### WORK REQUIRED
Return the listing below word for word.

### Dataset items
-----
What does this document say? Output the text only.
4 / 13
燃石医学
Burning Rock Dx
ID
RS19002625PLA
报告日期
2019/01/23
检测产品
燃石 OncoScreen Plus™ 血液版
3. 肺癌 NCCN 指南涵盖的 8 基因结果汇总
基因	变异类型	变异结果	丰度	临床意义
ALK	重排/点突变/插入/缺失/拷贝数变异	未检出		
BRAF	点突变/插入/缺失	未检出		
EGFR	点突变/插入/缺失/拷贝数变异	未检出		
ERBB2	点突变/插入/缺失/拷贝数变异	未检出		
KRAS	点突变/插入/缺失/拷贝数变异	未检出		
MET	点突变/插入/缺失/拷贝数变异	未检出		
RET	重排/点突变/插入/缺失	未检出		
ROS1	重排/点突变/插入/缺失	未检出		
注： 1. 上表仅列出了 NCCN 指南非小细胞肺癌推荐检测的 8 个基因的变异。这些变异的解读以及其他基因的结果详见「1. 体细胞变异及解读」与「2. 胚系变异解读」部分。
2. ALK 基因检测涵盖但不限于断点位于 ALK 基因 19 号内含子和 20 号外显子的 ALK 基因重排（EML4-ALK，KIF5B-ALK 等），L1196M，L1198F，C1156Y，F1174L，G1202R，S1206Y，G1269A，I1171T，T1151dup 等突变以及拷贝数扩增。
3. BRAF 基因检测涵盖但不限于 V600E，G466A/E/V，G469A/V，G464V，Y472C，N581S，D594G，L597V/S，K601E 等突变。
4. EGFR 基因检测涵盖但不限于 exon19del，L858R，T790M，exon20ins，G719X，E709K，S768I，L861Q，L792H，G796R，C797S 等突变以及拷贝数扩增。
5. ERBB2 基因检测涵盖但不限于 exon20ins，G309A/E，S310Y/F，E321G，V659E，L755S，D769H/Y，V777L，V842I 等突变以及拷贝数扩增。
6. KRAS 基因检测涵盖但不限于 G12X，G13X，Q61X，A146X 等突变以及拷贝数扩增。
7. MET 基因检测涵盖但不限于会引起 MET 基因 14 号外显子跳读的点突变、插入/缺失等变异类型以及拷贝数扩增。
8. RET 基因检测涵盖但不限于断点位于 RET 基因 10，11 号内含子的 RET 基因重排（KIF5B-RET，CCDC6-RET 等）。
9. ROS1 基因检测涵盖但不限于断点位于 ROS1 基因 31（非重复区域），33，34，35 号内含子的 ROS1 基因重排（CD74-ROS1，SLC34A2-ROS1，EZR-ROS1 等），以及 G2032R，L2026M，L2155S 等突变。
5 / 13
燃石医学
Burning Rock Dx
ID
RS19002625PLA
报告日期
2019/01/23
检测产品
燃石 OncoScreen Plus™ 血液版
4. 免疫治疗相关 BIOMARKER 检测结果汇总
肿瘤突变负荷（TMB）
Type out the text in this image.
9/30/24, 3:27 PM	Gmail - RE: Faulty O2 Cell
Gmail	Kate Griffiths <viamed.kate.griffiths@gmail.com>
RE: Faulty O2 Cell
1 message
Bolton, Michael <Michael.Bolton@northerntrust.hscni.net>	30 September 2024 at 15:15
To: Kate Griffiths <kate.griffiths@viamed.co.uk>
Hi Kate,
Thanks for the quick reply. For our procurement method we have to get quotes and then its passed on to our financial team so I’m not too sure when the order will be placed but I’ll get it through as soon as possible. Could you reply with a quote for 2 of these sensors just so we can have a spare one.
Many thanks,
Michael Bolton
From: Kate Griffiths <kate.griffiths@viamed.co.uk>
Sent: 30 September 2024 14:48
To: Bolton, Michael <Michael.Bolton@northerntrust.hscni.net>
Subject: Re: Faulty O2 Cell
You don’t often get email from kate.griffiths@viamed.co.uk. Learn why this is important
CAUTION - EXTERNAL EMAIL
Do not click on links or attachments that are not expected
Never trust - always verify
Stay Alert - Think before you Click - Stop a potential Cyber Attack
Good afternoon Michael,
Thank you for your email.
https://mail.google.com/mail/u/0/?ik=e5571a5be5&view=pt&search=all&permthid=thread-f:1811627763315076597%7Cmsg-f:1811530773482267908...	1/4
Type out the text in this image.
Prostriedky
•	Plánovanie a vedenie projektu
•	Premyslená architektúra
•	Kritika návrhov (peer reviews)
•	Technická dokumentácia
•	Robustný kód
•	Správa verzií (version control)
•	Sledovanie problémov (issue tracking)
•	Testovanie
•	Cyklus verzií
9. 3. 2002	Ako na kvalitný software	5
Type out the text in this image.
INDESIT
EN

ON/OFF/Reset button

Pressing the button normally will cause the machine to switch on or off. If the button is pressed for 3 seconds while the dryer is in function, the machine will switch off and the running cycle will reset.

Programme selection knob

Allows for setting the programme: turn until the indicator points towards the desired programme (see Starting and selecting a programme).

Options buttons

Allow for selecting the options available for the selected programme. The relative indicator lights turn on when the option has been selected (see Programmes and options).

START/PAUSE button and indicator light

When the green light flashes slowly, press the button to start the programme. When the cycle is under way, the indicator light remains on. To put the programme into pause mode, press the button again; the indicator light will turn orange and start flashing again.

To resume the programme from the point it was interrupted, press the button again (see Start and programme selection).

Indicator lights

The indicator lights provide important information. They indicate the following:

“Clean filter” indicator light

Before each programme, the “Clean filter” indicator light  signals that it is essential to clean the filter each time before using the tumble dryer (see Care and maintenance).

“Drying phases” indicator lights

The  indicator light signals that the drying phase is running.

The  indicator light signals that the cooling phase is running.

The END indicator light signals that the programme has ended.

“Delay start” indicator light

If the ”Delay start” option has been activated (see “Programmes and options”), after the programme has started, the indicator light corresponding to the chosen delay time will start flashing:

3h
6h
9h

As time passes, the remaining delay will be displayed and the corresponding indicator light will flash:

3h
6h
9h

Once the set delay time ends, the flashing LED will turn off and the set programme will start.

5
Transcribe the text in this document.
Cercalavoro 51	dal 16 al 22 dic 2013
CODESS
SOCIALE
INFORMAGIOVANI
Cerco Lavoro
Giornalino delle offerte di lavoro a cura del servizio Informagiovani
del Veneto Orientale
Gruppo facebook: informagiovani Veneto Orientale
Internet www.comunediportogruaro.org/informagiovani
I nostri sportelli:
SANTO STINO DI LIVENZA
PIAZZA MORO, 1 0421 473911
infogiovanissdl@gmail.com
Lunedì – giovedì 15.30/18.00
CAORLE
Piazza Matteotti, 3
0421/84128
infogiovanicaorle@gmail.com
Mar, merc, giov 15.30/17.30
-----
### COMPLETE ANSWER
What does this document say? Output the text only.
4 / 13
燃石医学
Burning Rock Dx
ID
RS19002625PLA
报告日期
2019/01/23
检测产品
燃石 OncoScreen Plus™ 血液版
3. 肺癌 NCCN 指南涵盖的 8 基因结果汇总
基因	变异类型	变异结果	丰度	临床意义
ALK	重排/点突变/插入/缺失/拷贝数变异	未检出		
BRAF	点突变/插入/缺失	未检出		
EGFR	点突变/插入/缺失/拷贝数变异	未检出		
ERBB2	点突变/插入/缺失/拷贝数变异	未检出		
KRAS	点突变/插入/缺失/拷贝数变异	未检出		
MET	点突变/插入/缺失/拷贝数变异	未检出		
RET	重排/点突变/插入/缺失	未检出		
ROS1	重排/点突变/插入/缺失	未检出		
注： 1. 上表仅列出了 NCCN 指南非小细胞肺癌推荐检测的 8 个基因的变异。这些变异的解读以及其他基因的结果详见「1. 体细胞变异及解读」与「2. 胚系变异解读」部分。
2. ALK 基因检测涵盖但不限于断点位于 ALK 基因 19 号内含子和 20 号外显子的 ALK 基因重排（EML4-ALK，KIF5B-ALK 等），L1196M，L1198F，C1156Y，F1174L，G1202R，S1206Y，G1269A，I1171T，T1151dup 等突变以及拷贝数扩增。
3. BRAF 基因检测涵盖但不限于 V600E，G466A/E/V，G469A/V，G464V，Y472C，N581S，D594G，L597V/S，K601E 等突变。
4. EGFR 基因检测涵盖但不限于 exon19del，L858R，T790M，exon20ins，G719X，E709K，S768I，L861Q，L792H，G796R，C797S 等突变以及拷贝数扩增。
5. ERBB2 基因检测涵盖但不限于 exon20ins，G309A/E，S310Y/F，E321G，V659E，L755S，D769H/Y，V777L，V842I 等突变以及拷贝数扩增。
6. KRAS 基因检测涵盖但不限于 G12X，G13X，Q61X，A146X 等突变以及拷贝数扩增。
7. MET 基因检测涵盖但不限于会引起 MET 基因 14 号外显子跳读的点突变、插入/缺失等变异类型以及拷贝数扩增。
8. RET 基因检测涵盖但不限于断点位于 RET 基因 10，11 号内含子的 RET 基因重排（KIF5B-RET，CCDC6-RET 等）。
9. ROS1 基因检测涵盖但不限于断点位于 ROS1 基因 31（非重复区域），33，34，35 号内含子的 ROS1 基因重排（CD74-ROS1，SLC34A2-ROS1，EZR-ROS1 等），以及 G2032R，L2026M，L2155S 等突变。
5 / 13
燃石医学
Burning Rock Dx
ID
RS19002625PLA
报告日期
2019/01/23
检测产品
燃石 OncoScreen Plus™ 血液版
4. 免疫治疗相关 BIOMARKER 检测结果汇总
肿瘤突变负荷（TMB）
Type out the text in this image.
9/30/24, 3:27 PM	Gmail - RE: Faulty O2 Cell
Gmail	Kate Griffiths <viamed.kate.griffiths@gmail.com>
RE: Faulty O2 Cell
1 message
Bolton, Michael <Michael.Bolton@northerntrust.hscni.net>	30 September 2024 at 15:15
To: Kate Griffiths <kate.griffiths@viamed.co.uk>
Hi Kate,
Thanks for the quick reply. For our procurement method we have to get quotes and then its passed on to our financial team so I’m not too sure when the order will be placed but I’ll get it through as soon as possible. Could you reply with a quote for 2 of these sensors just so we can have a spare one.
Many thanks,
Michael Bolton
From: Kate Griffiths <kate.griffiths@viamed.co.uk>
Sent: 30 September 2024 14:48
To: Bolton, Michael <Michael.Bolton@northerntrust.hscni.net>
Subject: Re: Faulty O2 Cell
You don’t often get email from kate.griffiths@viamed.co.uk. Learn why this is important
CAUTION - EXTERNAL EMAIL
Do not click on links or attachments that are not expected
Never trust - always verify
Stay Alert - Think before you Click - Stop a potential Cyber Attack
Good afternoon Michael,
Thank you for your email.
https://mail.google.com/mail/u/0/?ik=e5571a5be5&view=pt&search=all&permthid=thread-f:1811627763315076597%7Cmsg-f:1811530773482267908...	1/4
Type out the text in this image.
Prostriedky
•	Plánovanie a vedenie projektu
•	Premyslená architektúra
•	Kritika návrhov (peer reviews)
•	Technická dokumentácia
•	Robustný kód
•	Správa verzií (version control)
•	Sledovanie problémov (issue tracking)
•	Testovanie
•	Cyklus verzií
9. 3. 2002	Ako na kvalitný software	5
Type out the text in this image.
INDESIT
EN

ON/OFF/Reset button

Pressing the button normally will cause the machine to switch on or off. If the button is pressed for 3 seconds while the dryer is in function, the machine will switch off and the running cycle will reset.

Programme selection knob

Allows for setting the programme: turn until the indicator points towards the desired programme (see Starting and selecting a programme).

Options buttons

Allow for selecting the options available for the selected programme. The relative indicator lights turn on when the option has been selected (see Programmes and options).

START/PAUSE button and indicator light

When the green light flashes slowly, press the button to start the programme. When the cycle is under way, the indicator light remains on. To put the programme into pause mode, press the button again; the indicator light will turn orange and start flashing again.

To resume the programme from the point it was interrupted, press the button again (see Start and programme selection).

Indicator lights

The indicator lights provide important information. They indicate the following:

“Clean filter” indicator light

Before each programme, the “Clean filter” indicator light  signals that it is essential to clean the filter each time before using the tumble dryer (see Care and maintenance).

“Drying phases” indicator lights

The  indicator light signals that the drying phase is running.

The  indicator light signals that the cooling phase is running.

The END indicator light signals that the programme has ended.

“Delay start” indicator light

If the ”Delay start” option has been activated (see “Programmes and options”), after the programme has started, the indicator light corresponding to the chosen delay time will start flashing:

3h
6h
9h

As time passes, the remaining delay will be displayed and the corresponding indicator light will flash:

3h
6h
9h

Once the set delay time ends, the flashing LED will turn off and the set programme will start.

5
Transcribe the text in this document.
Cercalavoro 51	dal 16 al 22 dic 2013
CODESS
SOCIALE
INFORMAGIOVANI
Cerco Lavoro
Giornalino delle offerte di lavoro a cura del servizio Informagiovani
del Veneto Orientale
Gruppo facebook: informagiovani Veneto Orientale
Internet www.comunediportogruaro.org/informagiovani
I nostri sportelli:
SANTO STINO DI LIVENZA
PIAZZA MORO, 1 0421 473911
infogiovanissdl@gmail.com
Lunedì – giovedì 15.30/18.00
CAORLE
Piazza Matteotti, 3
0421/84128
infogiovanicaorle@gmail.com
Mar, merc, giov 15.30/17.30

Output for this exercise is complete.